* _EXERCISE REQUIREMENTS_: Copy out every line containing the word "长沙麻将".

* _DATA SUPPLIED_:
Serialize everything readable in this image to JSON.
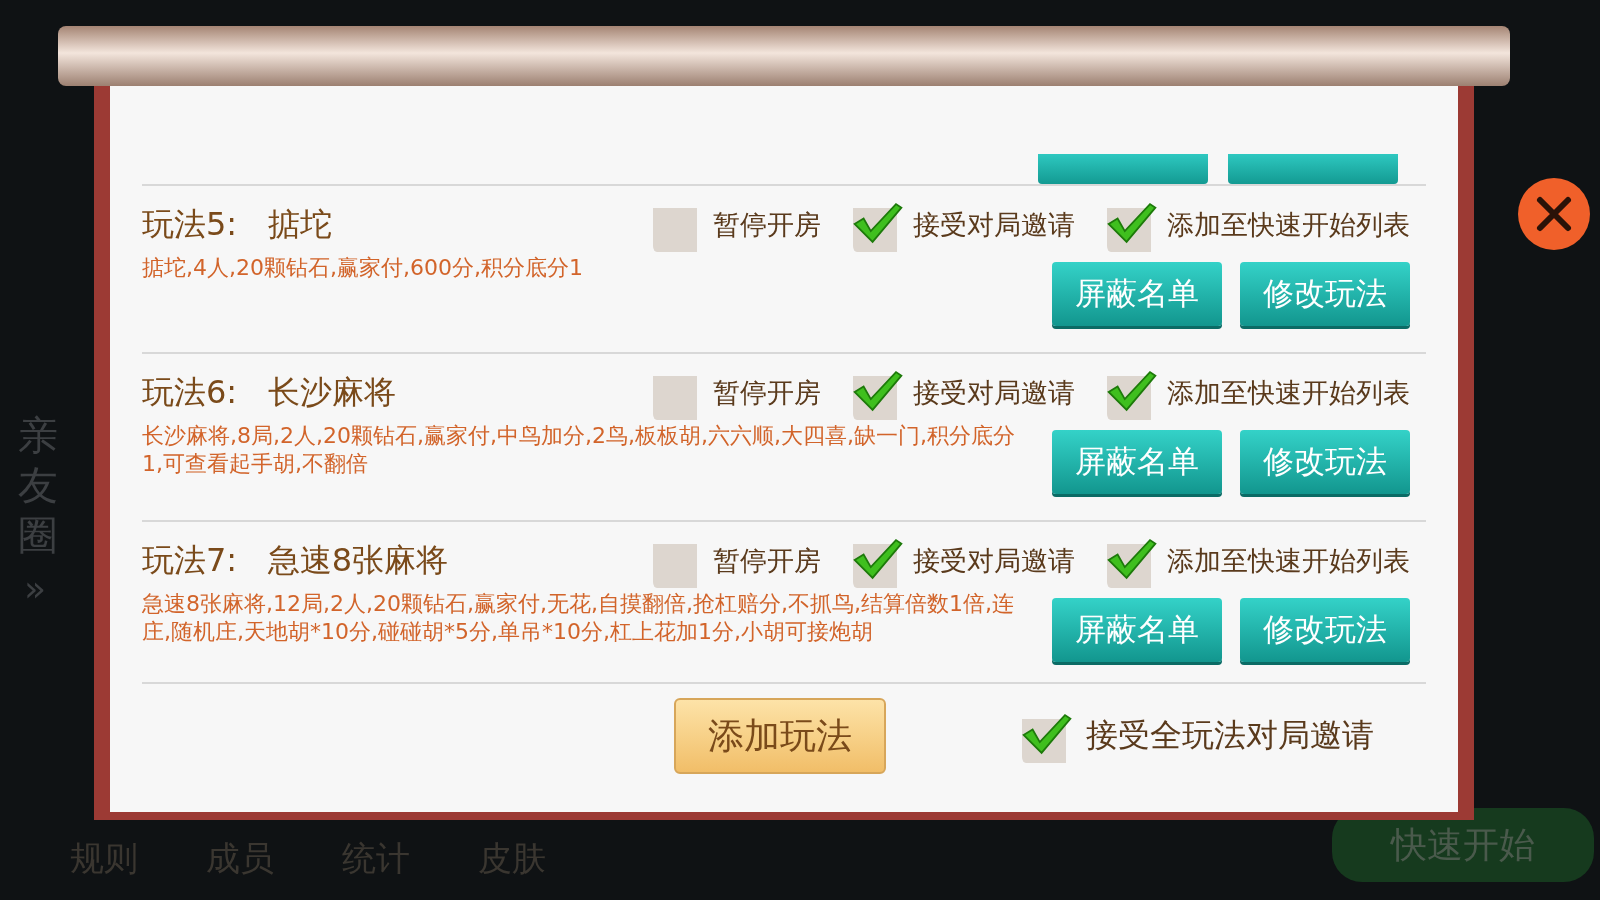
{
  "background": {
    "side_label": "亲友圈",
    "side_arrow": "»",
    "bottom_tabs": [
      "规则",
      "成员",
      "统计",
      "皮肤"
    ],
    "quick_start": "快速开始"
  },
  "modes": [
    {
      "title": "玩法5:",
      "name": "掂坨",
      "description": "掂坨,4人,20颗钻石,赢家付,600分,积分底分1",
      "options": [
        {
          "label": "暂停开房",
          "checked": false
        },
        {
          "label": "接受对局邀请",
          "checked": true
        },
        {
          "label": "添加至快速开始列表",
          "checked": true
        }
      ],
      "buttons": [
        "屏蔽名单",
        "修改玩法"
      ]
    },
    {
      "title": "玩法6:",
      "name": "长沙麻将",
      "description": "长沙麻将,8局,2人,20颗钻石,赢家付,中鸟加分,2鸟,板板胡,六六顺,大四喜,缺一门,积分底分1,可查看起手胡,不翻倍",
      "options": [
        {
          "label": "暂停开房",
          "checked": false
        },
        {
          "label": "接受对局邀请",
          "checked": true
        },
        {
          "label": "添加至快速开始列表",
          "checked": true
        }
      ],
      "buttons": [
        "屏蔽名单",
        "修改玩法"
      ]
    },
    {
      "title": "玩法7:",
      "name": "急速8张麻将",
      "description": "急速8张麻将,12局,2人,20颗钻石,赢家付,无花,自摸翻倍,抢杠赔分,不抓鸟,结算倍数1倍,连庄,随机庄,天地胡*10分,碰碰胡*5分,单吊*10分,杠上花加1分,小胡可接炮胡",
      "options": [
        {
          "label": "暂停开房",
          "checked": false
        },
        {
          "label": "接受对局邀请",
          "checked": true
        },
        {
          "label": "添加至快速开始列表",
          "checked": true
        }
      ],
      "buttons": [
        "屏蔽名单",
        "修改玩法"
      ]
    }
  ],
  "add_button": "添加玩法",
  "accept_all": {
    "label": "接受全玩法对局邀请",
    "checked": true
  }
}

* _TASK SOLUTION_:
      "name": "长沙麻将",
      "description": "长沙麻将,8局,2人,20颗钻石,赢家付,中鸟加分,2鸟,板板胡,六六顺,大四喜,缺一门,积分底分1,可查看起手胡,不翻倍",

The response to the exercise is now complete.